Set task: Please print all of the material below, word for word.
▼
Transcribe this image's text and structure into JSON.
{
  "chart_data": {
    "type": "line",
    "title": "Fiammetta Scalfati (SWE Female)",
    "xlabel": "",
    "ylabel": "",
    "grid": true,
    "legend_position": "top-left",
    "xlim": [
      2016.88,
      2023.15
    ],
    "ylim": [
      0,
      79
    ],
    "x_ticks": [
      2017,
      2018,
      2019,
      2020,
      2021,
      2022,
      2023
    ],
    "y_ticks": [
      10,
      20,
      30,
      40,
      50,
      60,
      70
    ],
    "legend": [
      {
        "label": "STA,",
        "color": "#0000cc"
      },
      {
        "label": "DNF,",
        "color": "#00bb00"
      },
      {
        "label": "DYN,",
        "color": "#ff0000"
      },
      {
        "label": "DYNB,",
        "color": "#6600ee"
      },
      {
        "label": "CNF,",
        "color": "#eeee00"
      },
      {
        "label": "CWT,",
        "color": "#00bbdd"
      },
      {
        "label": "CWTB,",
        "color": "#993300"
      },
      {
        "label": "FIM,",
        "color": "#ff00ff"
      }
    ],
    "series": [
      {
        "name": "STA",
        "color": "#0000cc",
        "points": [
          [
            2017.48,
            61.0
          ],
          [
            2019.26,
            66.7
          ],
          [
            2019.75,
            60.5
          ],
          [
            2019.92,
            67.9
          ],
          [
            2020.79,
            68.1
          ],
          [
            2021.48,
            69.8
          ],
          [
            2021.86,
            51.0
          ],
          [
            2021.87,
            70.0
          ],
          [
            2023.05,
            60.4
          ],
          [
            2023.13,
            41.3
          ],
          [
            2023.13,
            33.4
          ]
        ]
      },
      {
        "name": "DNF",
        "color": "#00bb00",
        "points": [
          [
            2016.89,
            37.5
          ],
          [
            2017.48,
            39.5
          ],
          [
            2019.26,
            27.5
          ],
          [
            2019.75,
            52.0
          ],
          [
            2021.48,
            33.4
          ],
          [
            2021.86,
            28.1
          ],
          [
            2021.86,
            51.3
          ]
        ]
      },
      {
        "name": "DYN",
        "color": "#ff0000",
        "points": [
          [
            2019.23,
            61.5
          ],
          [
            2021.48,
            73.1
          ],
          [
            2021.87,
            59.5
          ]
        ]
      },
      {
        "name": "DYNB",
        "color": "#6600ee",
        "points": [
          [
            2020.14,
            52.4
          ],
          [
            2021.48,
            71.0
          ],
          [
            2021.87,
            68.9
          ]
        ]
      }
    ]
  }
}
▲
Output of the task:
Transcribe this image's text and structure into JSON.
{
  "chart_data": {
    "type": "line",
    "title": "Fiammetta Scalfati (SWE Female)",
    "xlabel": "",
    "ylabel": "",
    "grid": true,
    "legend_position": "top-left",
    "xlim": [
      2016.88,
      2023.15
    ],
    "ylim": [
      0,
      79
    ],
    "x_ticks": [
      2017,
      2018,
      2019,
      2020,
      2021,
      2022,
      2023
    ],
    "y_ticks": [
      10,
      20,
      30,
      40,
      50,
      60,
      70
    ],
    "legend": [
      {
        "label": "STA,",
        "color": "#0000cc"
      },
      {
        "label": "DNF,",
        "color": "#00bb00"
      },
      {
        "label": "DYN,",
        "color": "#ff0000"
      },
      {
        "label": "DYNB,",
        "color": "#6600ee"
      },
      {
        "label": "CNF,",
        "color": "#eeee00"
      },
      {
        "label": "CWT,",
        "color": "#00bbdd"
      },
      {
        "label": "CWTB,",
        "color": "#993300"
      },
      {
        "label": "FIM,",
        "color": "#ff00ff"
      }
    ],
    "series": [
      {
        "name": "STA",
        "color": "#0000cc",
        "points": [
          [
            2017.48,
            61.0
          ],
          [
            2019.26,
            66.7
          ],
          [
            2019.75,
            60.5
          ],
          [
            2019.92,
            67.9
          ],
          [
            2020.79,
            68.1
          ],
          [
            2021.48,
            69.8
          ],
          [
            2021.86,
            51.0
          ],
          [
            2021.87,
            70.0
          ],
          [
            2023.05,
            60.4
          ],
          [
            2023.13,
            41.3
          ],
          [
            2023.13,
            33.4
          ]
        ]
      },
      {
        "name": "DNF",
        "color": "#00bb00",
        "points": [
          [
            2016.89,
            37.5
          ],
          [
            2017.48,
            39.5
          ],
          [
            2019.26,
            27.5
          ],
          [
            2019.75,
            52.0
          ],
          [
            2021.48,
            33.4
          ],
          [
            2021.86,
            28.1
          ],
          [
            2021.86,
            51.3
          ]
        ]
      },
      {
        "name": "DYN",
        "color": "#ff0000",
        "points": [
          [
            2019.23,
            61.5
          ],
          [
            2021.48,
            73.1
          ],
          [
            2021.87,
            59.5
          ]
        ]
      },
      {
        "name": "DYNB",
        "color": "#6600ee",
        "points": [
          [
            2020.14,
            52.4
          ],
          [
            2021.48,
            71.0
          ],
          [
            2021.87,
            68.9
          ]
        ]
      }
    ]
  }
}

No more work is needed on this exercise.